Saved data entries
§ §

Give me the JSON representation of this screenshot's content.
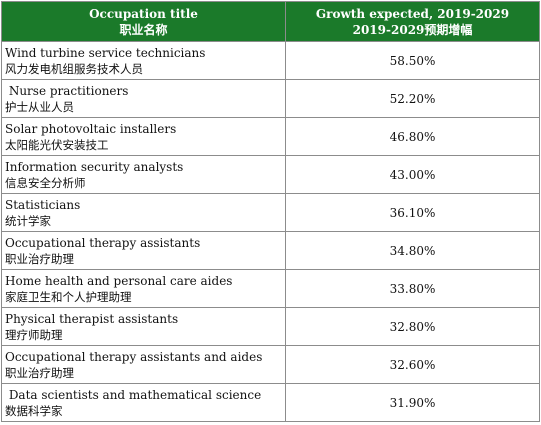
{
  "header": {
    "col1_en": "Occupation title",
    "col1_zh": "职业名称",
    "col2_en": "Growth expected, 2019-2029",
    "col2_zh": "2019-2029预期增幅"
  },
  "rows": [
    {
      "en": "Wind turbine service technicians",
      "zh": "风力发电机组服务技术人员",
      "value": "58.50%"
    },
    {
      "en": " Nurse practitioners",
      "zh": "护士从业人员",
      "value": "52.20%"
    },
    {
      "en": "Solar photovoltaic installers",
      "zh": "太阳能光伏安装技工",
      "value": "46.80%"
    },
    {
      "en": "Information security analysts",
      "zh": "信息安全分析师",
      "value": "43.00%"
    },
    {
      "en": "Statisticians",
      "zh": "统计学家",
      "value": "36.10%"
    },
    {
      "en": "Occupational therapy assistants",
      "zh": "职业治疗助理",
      "value": "34.80%"
    },
    {
      "en": "Home health and personal care aides",
      "zh": "家庭卫生和个人护理助理",
      "value": "33.80%"
    },
    {
      "en": "Physical therapist assistants",
      "zh": "理疗师助理",
      "value": "32.80%"
    },
    {
      "en": "Occupational therapy assistants and aides",
      "zh": "职业治疗助理",
      "value": "32.60%"
    },
    {
      "en": " Data scientists and mathematical science",
      "zh": "数据科学家",
      "value": "31.90%"
    }
  ],
  "colors": {
    "header_bg": "#1b7a2a",
    "header_text": "#ffffff",
    "border": "#8c8c8c"
  }
}
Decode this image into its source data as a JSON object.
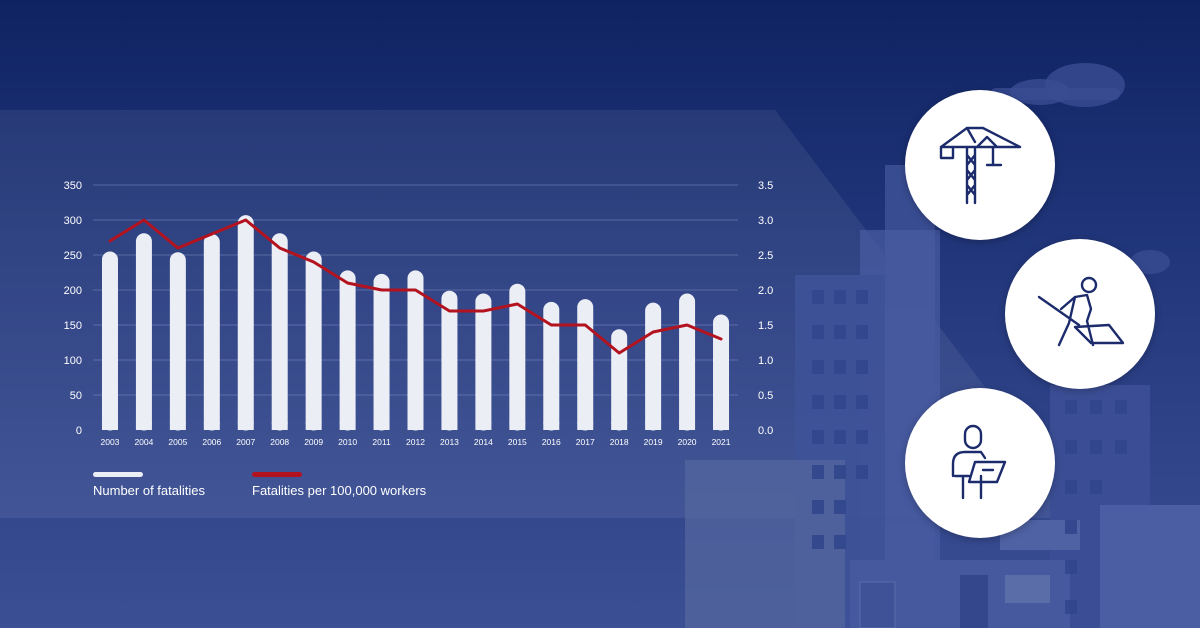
{
  "colors": {
    "bars": "#eceef6",
    "line": "#b3121f",
    "axis_text": "#ffffff",
    "grid": "#7f8fc0",
    "icon_stroke": "#1b2b6b"
  },
  "legend": {
    "fatalities_label": "Number of fatalities",
    "rate_label": "Fatalities per 100,000 workers"
  },
  "icons": [
    "construction-crane-icon",
    "worker-shovel-icon",
    "inspector-clipboard-icon"
  ],
  "chart_data": {
    "type": "bar",
    "categories": [
      "2003",
      "2004",
      "2005",
      "2006",
      "2007",
      "2008",
      "2009",
      "2010",
      "2011",
      "2012",
      "2013",
      "2014",
      "2015",
      "2016",
      "2017",
      "2018",
      "2019",
      "2020",
      "2021"
    ],
    "series": [
      {
        "name": "Number of fatalities",
        "type": "bar",
        "axis": "left",
        "values": [
          255,
          281,
          254,
          280,
          307,
          281,
          255,
          228,
          223,
          228,
          199,
          195,
          209,
          183,
          187,
          144,
          182,
          195,
          165
        ]
      },
      {
        "name": "Fatalities per 100,000 workers",
        "type": "line",
        "axis": "right",
        "values": [
          2.7,
          3.0,
          2.6,
          2.8,
          3.0,
          2.6,
          2.4,
          2.1,
          2.0,
          2.0,
          1.7,
          1.7,
          1.8,
          1.5,
          1.5,
          1.1,
          1.4,
          1.5,
          1.3
        ]
      }
    ],
    "ylim": [
      0,
      350
    ],
    "yticks": [
      "0",
      "50",
      "100",
      "150",
      "200",
      "250",
      "300",
      "350"
    ],
    "y2lim": [
      0,
      3.5
    ],
    "y2ticks": [
      "0.0",
      "0.5",
      "1.0",
      "1.5",
      "2.0",
      "2.5",
      "3.0",
      "3.5"
    ],
    "grid": true,
    "legend_position": "bottom-left"
  }
}
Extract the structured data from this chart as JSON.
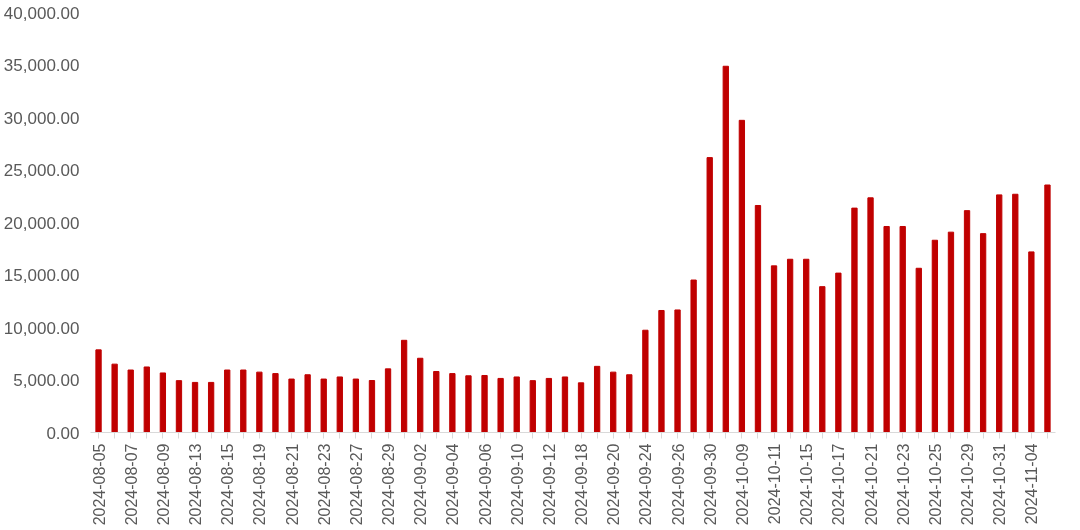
{
  "chart_data": {
    "type": "bar",
    "categories": [
      "2024-08-05",
      null,
      "2024-08-07",
      null,
      "2024-08-09",
      null,
      "2024-08-13",
      null,
      "2024-08-15",
      null,
      "2024-08-19",
      null,
      "2024-08-21",
      null,
      "2024-08-23",
      null,
      "2024-08-27",
      null,
      "2024-08-29",
      null,
      "2024-09-02",
      null,
      "2024-09-04",
      null,
      "2024-09-06",
      null,
      "2024-09-10",
      null,
      "2024-09-12",
      null,
      "2024-09-18",
      null,
      "2024-09-20",
      null,
      "2024-09-24",
      null,
      "2024-09-26",
      null,
      "2024-09-30",
      null,
      "2024-10-09",
      null,
      "2024-10-11",
      null,
      "2024-10-15",
      null,
      "2024-10-17",
      null,
      "2024-10-21",
      null,
      "2024-10-23",
      null,
      "2024-10-25",
      null,
      "2024-10-29",
      null,
      "2024-10-31",
      null,
      "2024-11-04",
      null
    ],
    "values": [
      7870,
      6510,
      5950,
      6240,
      5670,
      4940,
      4770,
      4770,
      5950,
      5950,
      5750,
      5610,
      5090,
      5500,
      5090,
      5290,
      5090,
      4950,
      6060,
      8780,
      7070,
      5810,
      5610,
      5400,
      5430,
      5150,
      5290,
      4940,
      5150,
      5290,
      4730,
      6300,
      5750,
      5500,
      9740,
      11620,
      11670,
      14520,
      26180,
      34880,
      29730,
      21620,
      15870,
      16500,
      16500,
      13890,
      15180,
      21370,
      22350,
      19620,
      19620,
      15640,
      18310,
      19080,
      21130,
      18940,
      22630,
      22690,
      17200,
      23570
    ],
    "color": "#c00000",
    "ylim": [
      0,
      40000
    ],
    "yticks": [
      {
        "value": 0,
        "label": "0.00"
      },
      {
        "value": 5000,
        "label": "5,000.00"
      },
      {
        "value": 10000,
        "label": "10,000.00"
      },
      {
        "value": 15000,
        "label": "15,000.00"
      },
      {
        "value": 20000,
        "label": "20,000.00"
      },
      {
        "value": 25000,
        "label": "25,000.00"
      },
      {
        "value": 30000,
        "label": "30,000.00"
      },
      {
        "value": 35000,
        "label": "35,000.00"
      },
      {
        "value": 40000,
        "label": "40,000.00"
      }
    ],
    "grid": false
  }
}
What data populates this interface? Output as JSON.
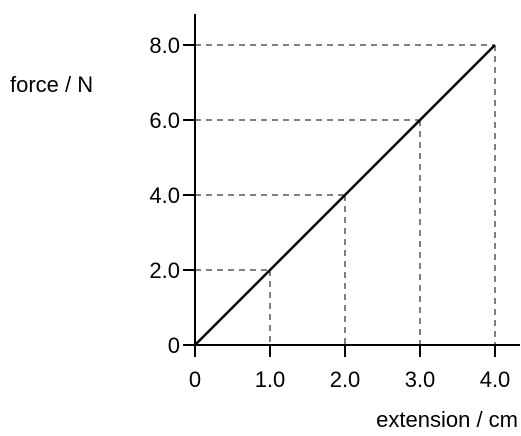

§ §

— To do —
Only lines holding the string "name" are wanted; gather each one from the entries above.

— Written solution —
        "name": "Number of fatalities",
        "name": "Fatalities per 100,000 workers",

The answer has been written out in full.